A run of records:
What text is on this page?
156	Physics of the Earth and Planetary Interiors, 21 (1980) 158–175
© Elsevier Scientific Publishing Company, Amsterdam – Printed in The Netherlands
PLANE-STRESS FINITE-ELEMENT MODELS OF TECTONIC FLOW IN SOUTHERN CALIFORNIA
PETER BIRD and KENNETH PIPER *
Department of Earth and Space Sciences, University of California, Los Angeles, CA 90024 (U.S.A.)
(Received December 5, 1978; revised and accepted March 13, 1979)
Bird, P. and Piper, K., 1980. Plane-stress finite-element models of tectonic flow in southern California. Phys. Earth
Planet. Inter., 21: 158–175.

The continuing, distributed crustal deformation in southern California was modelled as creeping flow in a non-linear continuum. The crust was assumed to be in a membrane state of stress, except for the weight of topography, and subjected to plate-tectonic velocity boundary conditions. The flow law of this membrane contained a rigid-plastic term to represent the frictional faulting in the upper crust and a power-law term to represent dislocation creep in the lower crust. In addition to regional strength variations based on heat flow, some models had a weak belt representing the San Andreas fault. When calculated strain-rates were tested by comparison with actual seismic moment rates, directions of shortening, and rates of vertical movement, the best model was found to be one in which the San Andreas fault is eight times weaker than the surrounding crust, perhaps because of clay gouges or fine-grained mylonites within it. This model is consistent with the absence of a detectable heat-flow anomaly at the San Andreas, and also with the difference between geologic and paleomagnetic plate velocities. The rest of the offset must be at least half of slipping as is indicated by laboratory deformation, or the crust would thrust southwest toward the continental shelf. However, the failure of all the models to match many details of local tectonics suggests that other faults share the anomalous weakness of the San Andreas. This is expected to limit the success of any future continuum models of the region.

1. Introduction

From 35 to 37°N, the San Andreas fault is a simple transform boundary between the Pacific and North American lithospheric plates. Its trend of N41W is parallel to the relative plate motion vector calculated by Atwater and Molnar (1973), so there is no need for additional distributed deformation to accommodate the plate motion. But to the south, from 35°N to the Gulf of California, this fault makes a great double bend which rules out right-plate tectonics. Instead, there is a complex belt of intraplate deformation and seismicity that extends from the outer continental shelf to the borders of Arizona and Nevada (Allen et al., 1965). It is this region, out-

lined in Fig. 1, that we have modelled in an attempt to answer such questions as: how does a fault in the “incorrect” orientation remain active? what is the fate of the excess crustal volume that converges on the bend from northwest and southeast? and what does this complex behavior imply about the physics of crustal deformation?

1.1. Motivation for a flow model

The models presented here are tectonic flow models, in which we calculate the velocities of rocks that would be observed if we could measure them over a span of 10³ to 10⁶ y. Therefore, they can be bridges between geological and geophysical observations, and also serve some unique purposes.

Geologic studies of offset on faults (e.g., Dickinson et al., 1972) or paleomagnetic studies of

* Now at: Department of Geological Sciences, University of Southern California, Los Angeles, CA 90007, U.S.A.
* * *
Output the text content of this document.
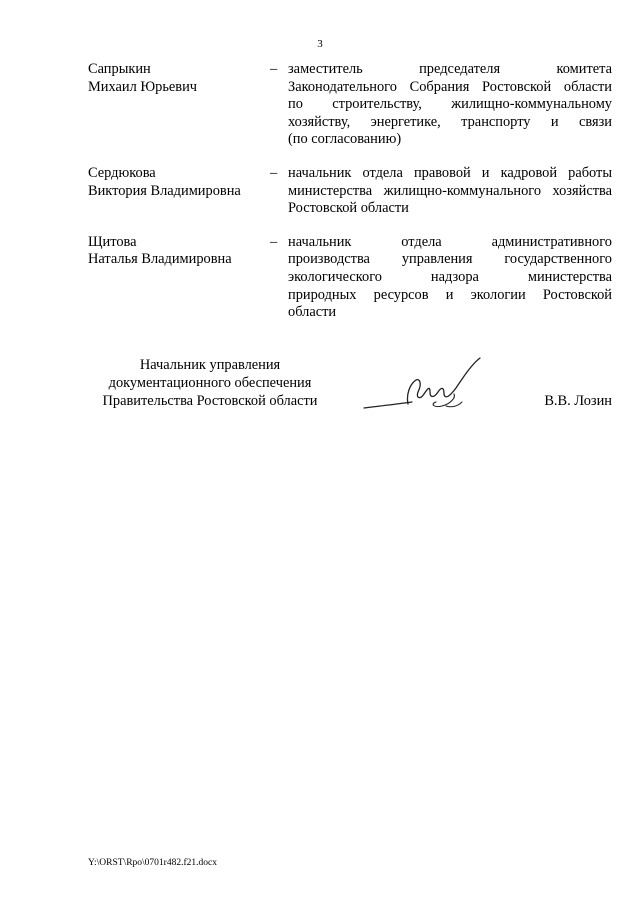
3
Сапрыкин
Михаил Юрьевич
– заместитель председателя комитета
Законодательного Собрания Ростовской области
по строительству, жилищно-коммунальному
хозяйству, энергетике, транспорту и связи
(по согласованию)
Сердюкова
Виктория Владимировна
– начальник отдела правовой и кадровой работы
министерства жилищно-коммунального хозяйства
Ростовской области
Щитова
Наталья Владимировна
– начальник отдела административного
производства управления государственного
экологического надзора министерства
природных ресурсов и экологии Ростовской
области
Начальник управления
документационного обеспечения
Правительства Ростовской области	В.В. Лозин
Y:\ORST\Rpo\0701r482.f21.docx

Job ::
Gather all lines from the records above in which "also" appears.

Correct output ::
The continuing, distributed crustal deformation in southern California was modelled as creeping flow in a non-linear continuum. The crust was assumed to be in a membrane state of stress, except for the weight of topography, and subjected to plate-tectonic velocity boundary conditions. The flow law of this membrane contained a rigid-plastic term to represent the frictional faulting in the upper crust and a power-law term to represent dislocation creep in the lower crust. In addition to regional strength variations based on heat flow, some models had a weak belt representing the San Andreas fault. When calculated strain-rates were tested by comparison with actual seismic moment rates, directions of shortening, and rates of vertical movement, the best model was found to be one in which the San Andreas fault is eight times weaker than the surrounding crust, perhaps because of clay gouges or fine-grained mylonites within it. This model is consistent with the absence of a detectable heat-flow anomaly at the San Andreas, and also with the difference between geologic and paleomagnetic plate velocities. The rest of the offset must be at least half of slipping as is indicated by laboratory deformation, or the crust would thrust southwest toward the continental shelf. However, the failure of all the models to match many details of local tectonics suggests that other faults share the anomalous weakness of the San Andreas. This is expected to limit the success of any future continuum models of the region.
The models presented here are tectonic flow models, in which we calculate the velocities of rocks that would be observed if we could measure them over a span of 10³ to 10⁶ y. Therefore, they can be bridges between geological and geophysical observations, and also serve some unique purposes.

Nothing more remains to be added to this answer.